[start Available records]
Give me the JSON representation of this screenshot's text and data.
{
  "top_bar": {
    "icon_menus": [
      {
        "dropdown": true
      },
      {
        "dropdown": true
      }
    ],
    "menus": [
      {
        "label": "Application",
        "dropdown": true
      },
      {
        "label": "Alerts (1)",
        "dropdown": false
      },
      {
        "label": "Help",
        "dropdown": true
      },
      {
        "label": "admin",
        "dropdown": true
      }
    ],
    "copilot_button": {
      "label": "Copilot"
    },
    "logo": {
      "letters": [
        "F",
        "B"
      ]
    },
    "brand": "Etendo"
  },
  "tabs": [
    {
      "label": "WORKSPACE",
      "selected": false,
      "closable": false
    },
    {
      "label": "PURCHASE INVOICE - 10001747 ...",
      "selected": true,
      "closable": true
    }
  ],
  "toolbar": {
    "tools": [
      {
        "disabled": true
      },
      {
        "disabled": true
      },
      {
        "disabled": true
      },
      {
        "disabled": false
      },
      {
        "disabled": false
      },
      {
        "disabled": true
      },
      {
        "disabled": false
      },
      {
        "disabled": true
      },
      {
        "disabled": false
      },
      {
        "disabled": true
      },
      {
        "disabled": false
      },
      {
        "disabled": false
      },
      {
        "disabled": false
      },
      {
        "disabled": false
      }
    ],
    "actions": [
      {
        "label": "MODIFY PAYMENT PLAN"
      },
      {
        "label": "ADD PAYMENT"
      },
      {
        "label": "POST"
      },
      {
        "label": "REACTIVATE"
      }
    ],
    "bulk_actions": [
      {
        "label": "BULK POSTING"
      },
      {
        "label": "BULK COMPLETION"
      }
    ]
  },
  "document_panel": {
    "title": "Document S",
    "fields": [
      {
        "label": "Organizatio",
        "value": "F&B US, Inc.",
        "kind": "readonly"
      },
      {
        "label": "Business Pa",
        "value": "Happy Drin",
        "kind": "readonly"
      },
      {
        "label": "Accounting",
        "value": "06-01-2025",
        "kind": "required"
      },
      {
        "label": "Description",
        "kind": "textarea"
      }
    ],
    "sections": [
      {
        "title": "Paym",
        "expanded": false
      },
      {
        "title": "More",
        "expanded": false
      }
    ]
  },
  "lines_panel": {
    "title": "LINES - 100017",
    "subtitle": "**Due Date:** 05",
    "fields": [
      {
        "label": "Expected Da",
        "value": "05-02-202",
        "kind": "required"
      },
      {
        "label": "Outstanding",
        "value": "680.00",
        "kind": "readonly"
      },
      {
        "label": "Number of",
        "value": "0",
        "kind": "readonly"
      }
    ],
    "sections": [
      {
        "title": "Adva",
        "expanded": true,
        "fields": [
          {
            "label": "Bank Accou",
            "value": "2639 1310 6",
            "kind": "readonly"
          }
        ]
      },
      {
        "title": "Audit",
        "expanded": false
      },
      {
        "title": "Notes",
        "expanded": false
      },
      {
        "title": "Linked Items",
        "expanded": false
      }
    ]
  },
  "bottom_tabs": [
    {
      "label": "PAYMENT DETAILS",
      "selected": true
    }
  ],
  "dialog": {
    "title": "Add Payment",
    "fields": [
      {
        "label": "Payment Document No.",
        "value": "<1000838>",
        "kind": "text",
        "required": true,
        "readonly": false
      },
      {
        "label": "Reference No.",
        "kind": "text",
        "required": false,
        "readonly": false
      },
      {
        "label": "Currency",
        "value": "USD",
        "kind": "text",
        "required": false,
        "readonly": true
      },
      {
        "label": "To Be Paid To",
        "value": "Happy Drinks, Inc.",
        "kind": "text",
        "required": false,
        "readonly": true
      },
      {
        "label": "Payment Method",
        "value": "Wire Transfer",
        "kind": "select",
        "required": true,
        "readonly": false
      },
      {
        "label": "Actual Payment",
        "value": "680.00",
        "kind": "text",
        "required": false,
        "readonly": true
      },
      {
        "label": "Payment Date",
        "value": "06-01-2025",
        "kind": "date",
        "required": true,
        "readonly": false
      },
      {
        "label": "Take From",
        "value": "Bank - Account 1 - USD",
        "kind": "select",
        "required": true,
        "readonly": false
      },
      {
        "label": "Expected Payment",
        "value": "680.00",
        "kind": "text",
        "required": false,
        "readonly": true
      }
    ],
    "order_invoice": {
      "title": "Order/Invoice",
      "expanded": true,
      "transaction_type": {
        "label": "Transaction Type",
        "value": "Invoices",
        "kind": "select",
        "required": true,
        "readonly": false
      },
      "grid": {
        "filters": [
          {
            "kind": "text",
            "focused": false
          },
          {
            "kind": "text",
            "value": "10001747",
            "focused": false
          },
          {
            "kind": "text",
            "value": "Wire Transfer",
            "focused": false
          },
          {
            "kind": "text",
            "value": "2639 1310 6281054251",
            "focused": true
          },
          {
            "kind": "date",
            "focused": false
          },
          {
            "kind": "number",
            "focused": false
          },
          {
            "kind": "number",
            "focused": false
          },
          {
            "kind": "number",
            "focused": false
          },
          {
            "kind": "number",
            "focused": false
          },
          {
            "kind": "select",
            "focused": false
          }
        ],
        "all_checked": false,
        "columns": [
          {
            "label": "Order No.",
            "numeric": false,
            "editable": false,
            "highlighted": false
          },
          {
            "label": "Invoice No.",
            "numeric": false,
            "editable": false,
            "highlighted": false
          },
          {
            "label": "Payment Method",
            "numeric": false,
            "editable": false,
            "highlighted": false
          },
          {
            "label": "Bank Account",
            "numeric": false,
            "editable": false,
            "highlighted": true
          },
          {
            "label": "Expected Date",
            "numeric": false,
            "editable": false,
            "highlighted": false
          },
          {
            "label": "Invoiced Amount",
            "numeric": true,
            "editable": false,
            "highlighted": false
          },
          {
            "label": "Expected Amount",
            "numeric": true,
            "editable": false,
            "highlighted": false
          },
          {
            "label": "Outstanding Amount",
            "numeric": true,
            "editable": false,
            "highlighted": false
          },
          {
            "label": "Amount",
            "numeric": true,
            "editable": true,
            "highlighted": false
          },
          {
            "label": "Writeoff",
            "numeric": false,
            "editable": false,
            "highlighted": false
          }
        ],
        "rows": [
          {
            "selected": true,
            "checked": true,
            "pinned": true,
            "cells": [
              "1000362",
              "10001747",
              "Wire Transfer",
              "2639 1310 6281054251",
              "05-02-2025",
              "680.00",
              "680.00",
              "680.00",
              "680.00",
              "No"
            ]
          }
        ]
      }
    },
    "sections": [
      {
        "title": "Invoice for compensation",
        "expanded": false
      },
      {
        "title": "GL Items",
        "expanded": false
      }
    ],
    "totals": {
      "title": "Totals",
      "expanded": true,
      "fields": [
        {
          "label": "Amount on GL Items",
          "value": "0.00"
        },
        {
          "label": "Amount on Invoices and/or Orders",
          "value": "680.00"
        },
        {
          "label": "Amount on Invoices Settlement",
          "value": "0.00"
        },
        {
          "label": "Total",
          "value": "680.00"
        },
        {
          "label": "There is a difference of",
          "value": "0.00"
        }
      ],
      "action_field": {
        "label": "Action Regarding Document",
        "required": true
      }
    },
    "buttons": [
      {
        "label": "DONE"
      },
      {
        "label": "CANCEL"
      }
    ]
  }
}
[end Available records]
To do: Copy out the data shown above without altering anything.

Task solution:
Give me the JSON representation of this screenshot's text and data.
{
  "top_bar": {
    "icon_menus": [
      {
        "dropdown": true
      },
      {
        "dropdown": true
      }
    ],
    "menus": [
      {
        "label": "Application",
        "dropdown": true
      },
      {
        "label": "Alerts (1)",
        "dropdown": false
      },
      {
        "label": "Help",
        "dropdown": true
      },
      {
        "label": "admin",
        "dropdown": true
      }
    ],
    "copilot_button": {
      "label": "Copilot"
    },
    "logo": {
      "letters": [
        "F",
        "B"
      ]
    },
    "brand": "Etendo"
  },
  "tabs": [
    {
      "label": "WORKSPACE",
      "selected": false,
      "closable": false
    },
    {
      "label": "PURCHASE INVOICE - 10001747 ...",
      "selected": true,
      "closable": true
    }
  ],
  "toolbar": {
    "tools": [
      {
        "disabled": true
      },
      {
        "disabled": true
      },
      {
        "disabled": true
      },
      {
        "disabled": false
      },
      {
        "disabled": false
      },
      {
        "disabled": true
      },
      {
        "disabled": false
      },
      {
        "disabled": true
      },
      {
        "disabled": false
      },
      {
        "disabled": true
      },
      {
        "disabled": false
      },
      {
        "disabled": false
      },
      {
        "disabled": false
      },
      {
        "disabled": false
      }
    ],
    "actions": [
      {
        "label": "MODIFY PAYMENT PLAN"
      },
      {
        "label": "ADD PAYMENT"
      },
      {
        "label": "POST"
      },
      {
        "label": "REACTIVATE"
      }
    ],
    "bulk_actions": [
      {
        "label": "BULK POSTING"
      },
      {
        "label": "BULK COMPLETION"
      }
    ]
  },
  "document_panel": {
    "title": "Document S",
    "fields": [
      {
        "label": "Organizatio",
        "value": "F&B US, Inc.",
        "kind": "readonly"
      },
      {
        "label": "Business Pa",
        "value": "Happy Drin",
        "kind": "readonly"
      },
      {
        "label": "Accounting",
        "value": "06-01-2025",
        "kind": "required"
      },
      {
        "label": "Description",
        "kind": "textarea"
      }
    ],
    "sections": [
      {
        "title": "Paym",
        "expanded": false
      },
      {
        "title": "More",
        "expanded": false
      }
    ]
  },
  "lines_panel": {
    "title": "LINES - 100017",
    "subtitle": "**Due Date:** 05",
    "fields": [
      {
        "label": "Expected Da",
        "value": "05-02-202",
        "kind": "required"
      },
      {
        "label": "Outstanding",
        "value": "680.00",
        "kind": "readonly"
      },
      {
        "label": "Number of",
        "value": "0",
        "kind": "readonly"
      }
    ],
    "sections": [
      {
        "title": "Adva",
        "expanded": true,
        "fields": [
          {
            "label": "Bank Accou",
            "value": "2639 1310 6",
            "kind": "readonly"
          }
        ]
      },
      {
        "title": "Audit",
        "expanded": false
      },
      {
        "title": "Notes",
        "expanded": false
      },
      {
        "title": "Linked Items",
        "expanded": false
      }
    ]
  },
  "bottom_tabs": [
    {
      "label": "PAYMENT DETAILS",
      "selected": true
    }
  ],
  "dialog": {
    "title": "Add Payment",
    "fields": [
      {
        "label": "Payment Document No.",
        "value": "<1000838>",
        "kind": "text",
        "required": true,
        "readonly": false
      },
      {
        "label": "Reference No.",
        "kind": "text",
        "required": false,
        "readonly": false
      },
      {
        "label": "Currency",
        "value": "USD",
        "kind": "text",
        "required": false,
        "readonly": true
      },
      {
        "label": "To Be Paid To",
        "value": "Happy Drinks, Inc.",
        "kind": "text",
        "required": false,
        "readonly": true
      },
      {
        "label": "Payment Method",
        "value": "Wire Transfer",
        "kind": "select",
        "required": true,
        "readonly": false
      },
      {
        "label": "Actual Payment",
        "value": "680.00",
        "kind": "text",
        "required": false,
        "readonly": true
      },
      {
        "label": "Payment Date",
        "value": "06-01-2025",
        "kind": "date",
        "required": true,
        "readonly": false
      },
      {
        "label": "Take From",
        "value": "Bank - Account 1 - USD",
        "kind": "select",
        "required": true,
        "readonly": false
      },
      {
        "label": "Expected Payment",
        "value": "680.00",
        "kind": "text",
        "required": false,
        "readonly": true
      }
    ],
    "order_invoice": {
      "title": "Order/Invoice",
      "expanded": true,
      "transaction_type": {
        "label": "Transaction Type",
        "value": "Invoices",
        "kind": "select",
        "required": true,
        "readonly": false
      },
      "grid": {
        "filters": [
          {
            "kind": "text",
            "focused": false
          },
          {
            "kind": "text",
            "value": "10001747",
            "focused": false
          },
          {
            "kind": "text",
            "value": "Wire Transfer",
            "focused": false
          },
          {
            "kind": "text",
            "value": "2639 1310 6281054251",
            "focused": true
          },
          {
            "kind": "date",
            "focused": false
          },
          {
            "kind": "number",
            "focused": false
          },
          {
            "kind": "number",
            "focused": false
          },
          {
            "kind": "number",
            "focused": false
          },
          {
            "kind": "number",
            "focused": false
          },
          {
            "kind": "select",
            "focused": false
          }
        ],
        "all_checked": false,
        "columns": [
          {
            "label": "Order No.",
            "numeric": false,
            "editable": false,
            "highlighted": false
          },
          {
            "label": "Invoice No.",
            "numeric": false,
            "editable": false,
            "highlighted": false
          },
          {
            "label": "Payment Method",
            "numeric": false,
            "editable": false,
            "highlighted": false
          },
          {
            "label": "Bank Account",
            "numeric": false,
            "editable": false,
            "highlighted": true
          },
          {
            "label": "Expected Date",
            "numeric": false,
            "editable": false,
            "highlighted": false
          },
          {
            "label": "Invoiced Amount",
            "numeric": true,
            "editable": false,
            "highlighted": false
          },
          {
            "label": "Expected Amount",
            "numeric": true,
            "editable": false,
            "highlighted": false
          },
          {
            "label": "Outstanding Amount",
            "numeric": true,
            "editable": false,
            "highlighted": false
          },
          {
            "label": "Amount",
            "numeric": true,
            "editable": true,
            "highlighted": false
          },
          {
            "label": "Writeoff",
            "numeric": false,
            "editable": false,
            "highlighted": false
          }
        ],
        "rows": [
          {
            "selected": true,
            "checked": true,
            "pinned": true,
            "cells": [
              "1000362",
              "10001747",
              "Wire Transfer",
              "2639 1310 6281054251",
              "05-02-2025",
              "680.00",
              "680.00",
              "680.00",
              "680.00",
              "No"
            ]
          }
        ]
      }
    },
    "sections": [
      {
        "title": "Invoice for compensation",
        "expanded": false
      },
      {
        "title": "GL Items",
        "expanded": false
      }
    ],
    "totals": {
      "title": "Totals",
      "expanded": true,
      "fields": [
        {
          "label": "Amount on GL Items",
          "value": "0.00"
        },
        {
          "label": "Amount on Invoices and/or Orders",
          "value": "680.00"
        },
        {
          "label": "Amount on Invoices Settlement",
          "value": "0.00"
        },
        {
          "label": "Total",
          "value": "680.00"
        },
        {
          "label": "There is a difference of",
          "value": "0.00"
        }
      ],
      "action_field": {
        "label": "Action Regarding Document",
        "required": true
      }
    },
    "buttons": [
      {
        "label": "DONE"
      },
      {
        "label": "CANCEL"
      }
    ]
  }
}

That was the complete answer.